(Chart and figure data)
━━━━━━━━━━━━━━━━━━━━

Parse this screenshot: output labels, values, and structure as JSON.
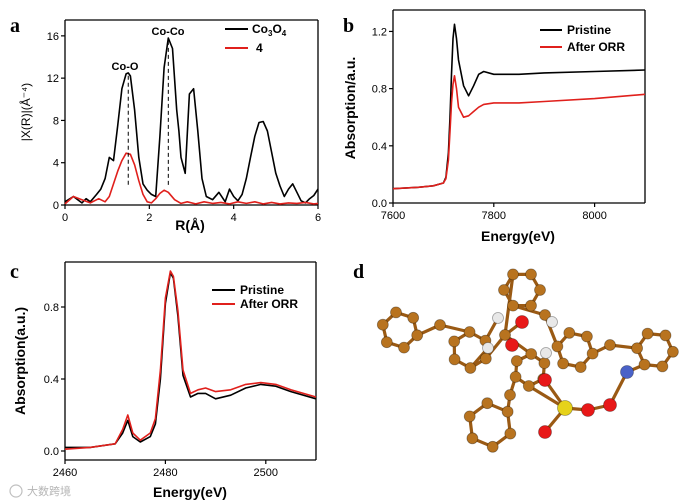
{
  "colors": {
    "black": "#000000",
    "red": "#e0201c",
    "carbon": "#b8731f",
    "oxygen": "#e81818",
    "hydrogen": "#e8e8e8",
    "sulfur": "#e6d21a",
    "nitrogen": "#4a62c8"
  },
  "watermark": "大数跨境",
  "chart_data": [
    {
      "panel": "a",
      "type": "line",
      "xlabel": "R(Å)",
      "ylabel": "|X(R)|(Å⁻⁴)",
      "xlim": [
        0,
        6
      ],
      "ylim": [
        0,
        17.5
      ],
      "xticks": [
        0,
        2,
        4,
        6
      ],
      "yticks": [
        0,
        4,
        8,
        12,
        16
      ],
      "legend": [
        "Co3O4",
        "4"
      ],
      "annotations": [
        {
          "text": "Co-O",
          "x": 1.5,
          "y": 12.6
        },
        {
          "text": "Co-Co",
          "x": 2.45,
          "y": 15.9
        }
      ],
      "series": [
        {
          "name": "Co3O4",
          "color": "#000000",
          "x": [
            0,
            0.2,
            0.4,
            0.5,
            0.6,
            0.75,
            0.85,
            0.95,
            1.05,
            1.15,
            1.25,
            1.35,
            1.45,
            1.5,
            1.55,
            1.65,
            1.75,
            1.85,
            1.95,
            2.05,
            2.15,
            2.25,
            2.35,
            2.45,
            2.55,
            2.65,
            2.7,
            2.75,
            2.85,
            2.95,
            3.05,
            3.15,
            3.25,
            3.35,
            3.5,
            3.65,
            3.8,
            3.9,
            4.0,
            4.1,
            4.2,
            4.3,
            4.4,
            4.5,
            4.6,
            4.7,
            4.8,
            4.9,
            5.0,
            5.1,
            5.2,
            5.3,
            5.4,
            5.5,
            5.6,
            5.7,
            5.8,
            5.9,
            6.0
          ],
          "y": [
            0.3,
            0.8,
            0.2,
            0.6,
            0.3,
            1.0,
            1.5,
            2.5,
            4.5,
            4.2,
            7.5,
            11.0,
            12.4,
            12.5,
            12.2,
            9.0,
            4.5,
            2.0,
            1.4,
            1.0,
            0.8,
            6.5,
            13.0,
            15.8,
            14.8,
            9.0,
            7.0,
            4.5,
            3.0,
            10.5,
            11.0,
            7.0,
            2.5,
            0.8,
            0.5,
            1.2,
            0.3,
            1.5,
            0.8,
            0.4,
            1.0,
            2.5,
            4.5,
            6.5,
            7.8,
            7.9,
            7.0,
            5.0,
            3.0,
            1.8,
            0.8,
            1.5,
            2.0,
            1.2,
            0.4,
            0.2,
            0.6,
            0.9,
            1.5
          ]
        },
        {
          "name": "4",
          "color": "#e0201c",
          "x": [
            0,
            0.2,
            0.4,
            0.6,
            0.8,
            0.95,
            1.05,
            1.15,
            1.25,
            1.35,
            1.45,
            1.55,
            1.65,
            1.75,
            1.85,
            1.95,
            2.05,
            2.15,
            2.25,
            2.35,
            2.45,
            2.6,
            2.75,
            2.9,
            3.1,
            3.3,
            3.5,
            3.7,
            3.9,
            4.1,
            4.3,
            4.5,
            4.7,
            4.9,
            5.1,
            5.3,
            5.5,
            5.7,
            5.9,
            6.0
          ],
          "y": [
            0.1,
            0.8,
            0.5,
            0.2,
            0.6,
            0.3,
            0.8,
            2.0,
            3.2,
            4.2,
            4.9,
            4.8,
            3.8,
            2.3,
            1.0,
            0.3,
            0.2,
            0.6,
            1.1,
            1.4,
            1.2,
            0.5,
            0.15,
            0.3,
            0.1,
            0.3,
            0.15,
            0.25,
            0.1,
            0.3,
            0.15,
            0.3,
            0.1,
            0.25,
            0.1,
            0.2,
            0.15,
            0.25,
            0.1,
            0.15
          ]
        }
      ]
    },
    {
      "panel": "b",
      "type": "line",
      "xlabel": "Energy(eV)",
      "ylabel": "Absorption/a.u.",
      "xlim": [
        7600,
        8100
      ],
      "ylim": [
        0,
        1.35
      ],
      "xticks": [
        7600,
        7800,
        8000
      ],
      "yticks": [
        0.0,
        0.4,
        0.8,
        1.2
      ],
      "ytick_labels": [
        "0.0",
        "0.4",
        "0.8",
        "1.2"
      ],
      "legend": [
        "Pristine",
        "After ORR"
      ],
      "series": [
        {
          "name": "Pristine",
          "color": "#000000",
          "x": [
            7600,
            7650,
            7680,
            7700,
            7705,
            7710,
            7713,
            7716,
            7719,
            7722,
            7726,
            7730,
            7740,
            7750,
            7760,
            7770,
            7780,
            7800,
            7850,
            7900,
            8000,
            8100
          ],
          "y": [
            0.1,
            0.11,
            0.12,
            0.14,
            0.18,
            0.35,
            0.6,
            0.9,
            1.15,
            1.25,
            1.15,
            1.0,
            0.82,
            0.75,
            0.82,
            0.9,
            0.92,
            0.9,
            0.9,
            0.91,
            0.92,
            0.93
          ]
        },
        {
          "name": "After ORR",
          "color": "#e0201c",
          "x": [
            7600,
            7650,
            7680,
            7700,
            7705,
            7710,
            7713,
            7716,
            7719,
            7722,
            7726,
            7730,
            7740,
            7750,
            7760,
            7770,
            7780,
            7800,
            7850,
            7900,
            8000,
            8100
          ],
          "y": [
            0.1,
            0.11,
            0.12,
            0.14,
            0.17,
            0.3,
            0.5,
            0.7,
            0.83,
            0.89,
            0.8,
            0.67,
            0.6,
            0.61,
            0.64,
            0.67,
            0.69,
            0.7,
            0.7,
            0.71,
            0.73,
            0.76
          ]
        }
      ]
    },
    {
      "panel": "c",
      "type": "line",
      "xlabel": "Energy(eV)",
      "ylabel": "Absorption(a.u.)",
      "xlim": [
        2460,
        2510
      ],
      "ylim": [
        -0.05,
        1.05
      ],
      "xticks": [
        2460,
        2480,
        2500
      ],
      "yticks": [
        0.0,
        0.4,
        0.8
      ],
      "ytick_labels": [
        "0.0",
        "0.4",
        "0.8"
      ],
      "legend": [
        "Pristine",
        "After ORR"
      ],
      "series": [
        {
          "name": "Pristine",
          "color": "#000000",
          "x": [
            2460,
            2465,
            2470,
            2471.5,
            2472.5,
            2473.5,
            2475,
            2477,
            2478,
            2479,
            2480,
            2481,
            2481.6,
            2482.5,
            2483.5,
            2485,
            2486.5,
            2488,
            2490,
            2493,
            2496,
            2499,
            2502,
            2505,
            2510
          ],
          "y": [
            0.02,
            0.02,
            0.04,
            0.1,
            0.17,
            0.08,
            0.05,
            0.08,
            0.15,
            0.4,
            0.82,
            0.99,
            0.96,
            0.75,
            0.42,
            0.3,
            0.32,
            0.32,
            0.29,
            0.31,
            0.35,
            0.37,
            0.36,
            0.33,
            0.29
          ]
        },
        {
          "name": "After ORR",
          "color": "#e0201c",
          "x": [
            2460,
            2465,
            2470,
            2471.5,
            2472.5,
            2473.5,
            2475,
            2477,
            2478,
            2479,
            2480,
            2481,
            2481.6,
            2482.5,
            2483.5,
            2485,
            2486.5,
            2488,
            2490,
            2493,
            2496,
            2499,
            2502,
            2505,
            2510
          ],
          "y": [
            0.01,
            0.02,
            0.04,
            0.12,
            0.2,
            0.1,
            0.06,
            0.1,
            0.18,
            0.45,
            0.85,
            1.0,
            0.97,
            0.78,
            0.45,
            0.32,
            0.34,
            0.35,
            0.33,
            0.34,
            0.37,
            0.38,
            0.37,
            0.34,
            0.3
          ]
        }
      ]
    }
  ],
  "panel_d": {
    "label": "d",
    "title": "molecular structure model"
  }
}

━━━━━━━━━━━━━━━━━━━━

• **THE TASK**
Reproduce the entries above word for word. Pictures stay out.

• **SOLVED PROBLEM**
Parse this screenshot: output labels, values, and structure as JSON.
{
  "colors": {
    "black": "#000000",
    "red": "#e0201c",
    "carbon": "#b8731f",
    "oxygen": "#e81818",
    "hydrogen": "#e8e8e8",
    "sulfur": "#e6d21a",
    "nitrogen": "#4a62c8"
  },
  "watermark": "大数跨境",
  "chart_data": [
    {
      "panel": "a",
      "type": "line",
      "xlabel": "R(Å)",
      "ylabel": "|X(R)|(Å⁻⁴)",
      "xlim": [
        0,
        6
      ],
      "ylim": [
        0,
        17.5
      ],
      "xticks": [
        0,
        2,
        4,
        6
      ],
      "yticks": [
        0,
        4,
        8,
        12,
        16
      ],
      "legend": [
        "Co3O4",
        "4"
      ],
      "annotations": [
        {
          "text": "Co-O",
          "x": 1.5,
          "y": 12.6
        },
        {
          "text": "Co-Co",
          "x": 2.45,
          "y": 15.9
        }
      ],
      "series": [
        {
          "name": "Co3O4",
          "color": "#000000",
          "x": [
            0,
            0.2,
            0.4,
            0.5,
            0.6,
            0.75,
            0.85,
            0.95,
            1.05,
            1.15,
            1.25,
            1.35,
            1.45,
            1.5,
            1.55,
            1.65,
            1.75,
            1.85,
            1.95,
            2.05,
            2.15,
            2.25,
            2.35,
            2.45,
            2.55,
            2.65,
            2.7,
            2.75,
            2.85,
            2.95,
            3.05,
            3.15,
            3.25,
            3.35,
            3.5,
            3.65,
            3.8,
            3.9,
            4.0,
            4.1,
            4.2,
            4.3,
            4.4,
            4.5,
            4.6,
            4.7,
            4.8,
            4.9,
            5.0,
            5.1,
            5.2,
            5.3,
            5.4,
            5.5,
            5.6,
            5.7,
            5.8,
            5.9,
            6.0
          ],
          "y": [
            0.3,
            0.8,
            0.2,
            0.6,
            0.3,
            1.0,
            1.5,
            2.5,
            4.5,
            4.2,
            7.5,
            11.0,
            12.4,
            12.5,
            12.2,
            9.0,
            4.5,
            2.0,
            1.4,
            1.0,
            0.8,
            6.5,
            13.0,
            15.8,
            14.8,
            9.0,
            7.0,
            4.5,
            3.0,
            10.5,
            11.0,
            7.0,
            2.5,
            0.8,
            0.5,
            1.2,
            0.3,
            1.5,
            0.8,
            0.4,
            1.0,
            2.5,
            4.5,
            6.5,
            7.8,
            7.9,
            7.0,
            5.0,
            3.0,
            1.8,
            0.8,
            1.5,
            2.0,
            1.2,
            0.4,
            0.2,
            0.6,
            0.9,
            1.5
          ]
        },
        {
          "name": "4",
          "color": "#e0201c",
          "x": [
            0,
            0.2,
            0.4,
            0.6,
            0.8,
            0.95,
            1.05,
            1.15,
            1.25,
            1.35,
            1.45,
            1.55,
            1.65,
            1.75,
            1.85,
            1.95,
            2.05,
            2.15,
            2.25,
            2.35,
            2.45,
            2.6,
            2.75,
            2.9,
            3.1,
            3.3,
            3.5,
            3.7,
            3.9,
            4.1,
            4.3,
            4.5,
            4.7,
            4.9,
            5.1,
            5.3,
            5.5,
            5.7,
            5.9,
            6.0
          ],
          "y": [
            0.1,
            0.8,
            0.5,
            0.2,
            0.6,
            0.3,
            0.8,
            2.0,
            3.2,
            4.2,
            4.9,
            4.8,
            3.8,
            2.3,
            1.0,
            0.3,
            0.2,
            0.6,
            1.1,
            1.4,
            1.2,
            0.5,
            0.15,
            0.3,
            0.1,
            0.3,
            0.15,
            0.25,
            0.1,
            0.3,
            0.15,
            0.3,
            0.1,
            0.25,
            0.1,
            0.2,
            0.15,
            0.25,
            0.1,
            0.15
          ]
        }
      ]
    },
    {
      "panel": "b",
      "type": "line",
      "xlabel": "Energy(eV)",
      "ylabel": "Absorption/a.u.",
      "xlim": [
        7600,
        8100
      ],
      "ylim": [
        0,
        1.35
      ],
      "xticks": [
        7600,
        7800,
        8000
      ],
      "yticks": [
        0.0,
        0.4,
        0.8,
        1.2
      ],
      "ytick_labels": [
        "0.0",
        "0.4",
        "0.8",
        "1.2"
      ],
      "legend": [
        "Pristine",
        "After ORR"
      ],
      "series": [
        {
          "name": "Pristine",
          "color": "#000000",
          "x": [
            7600,
            7650,
            7680,
            7700,
            7705,
            7710,
            7713,
            7716,
            7719,
            7722,
            7726,
            7730,
            7740,
            7750,
            7760,
            7770,
            7780,
            7800,
            7850,
            7900,
            8000,
            8100
          ],
          "y": [
            0.1,
            0.11,
            0.12,
            0.14,
            0.18,
            0.35,
            0.6,
            0.9,
            1.15,
            1.25,
            1.15,
            1.0,
            0.82,
            0.75,
            0.82,
            0.9,
            0.92,
            0.9,
            0.9,
            0.91,
            0.92,
            0.93
          ]
        },
        {
          "name": "After ORR",
          "color": "#e0201c",
          "x": [
            7600,
            7650,
            7680,
            7700,
            7705,
            7710,
            7713,
            7716,
            7719,
            7722,
            7726,
            7730,
            7740,
            7750,
            7760,
            7770,
            7780,
            7800,
            7850,
            7900,
            8000,
            8100
          ],
          "y": [
            0.1,
            0.11,
            0.12,
            0.14,
            0.17,
            0.3,
            0.5,
            0.7,
            0.83,
            0.89,
            0.8,
            0.67,
            0.6,
            0.61,
            0.64,
            0.67,
            0.69,
            0.7,
            0.7,
            0.71,
            0.73,
            0.76
          ]
        }
      ]
    },
    {
      "panel": "c",
      "type": "line",
      "xlabel": "Energy(eV)",
      "ylabel": "Absorption(a.u.)",
      "xlim": [
        2460,
        2510
      ],
      "ylim": [
        -0.05,
        1.05
      ],
      "xticks": [
        2460,
        2480,
        2500
      ],
      "yticks": [
        0.0,
        0.4,
        0.8
      ],
      "ytick_labels": [
        "0.0",
        "0.4",
        "0.8"
      ],
      "legend": [
        "Pristine",
        "After ORR"
      ],
      "series": [
        {
          "name": "Pristine",
          "color": "#000000",
          "x": [
            2460,
            2465,
            2470,
            2471.5,
            2472.5,
            2473.5,
            2475,
            2477,
            2478,
            2479,
            2480,
            2481,
            2481.6,
            2482.5,
            2483.5,
            2485,
            2486.5,
            2488,
            2490,
            2493,
            2496,
            2499,
            2502,
            2505,
            2510
          ],
          "y": [
            0.02,
            0.02,
            0.04,
            0.1,
            0.17,
            0.08,
            0.05,
            0.08,
            0.15,
            0.4,
            0.82,
            0.99,
            0.96,
            0.75,
            0.42,
            0.3,
            0.32,
            0.32,
            0.29,
            0.31,
            0.35,
            0.37,
            0.36,
            0.33,
            0.29
          ]
        },
        {
          "name": "After ORR",
          "color": "#e0201c",
          "x": [
            2460,
            2465,
            2470,
            2471.5,
            2472.5,
            2473.5,
            2475,
            2477,
            2478,
            2479,
            2480,
            2481,
            2481.6,
            2482.5,
            2483.5,
            2485,
            2486.5,
            2488,
            2490,
            2493,
            2496,
            2499,
            2502,
            2505,
            2510
          ],
          "y": [
            0.01,
            0.02,
            0.04,
            0.12,
            0.2,
            0.1,
            0.06,
            0.1,
            0.18,
            0.45,
            0.85,
            1.0,
            0.97,
            0.78,
            0.45,
            0.32,
            0.34,
            0.35,
            0.33,
            0.34,
            0.37,
            0.38,
            0.37,
            0.34,
            0.3
          ]
        }
      ]
    }
  ],
  "panel_d": {
    "label": "d",
    "title": "molecular structure model"
  }
}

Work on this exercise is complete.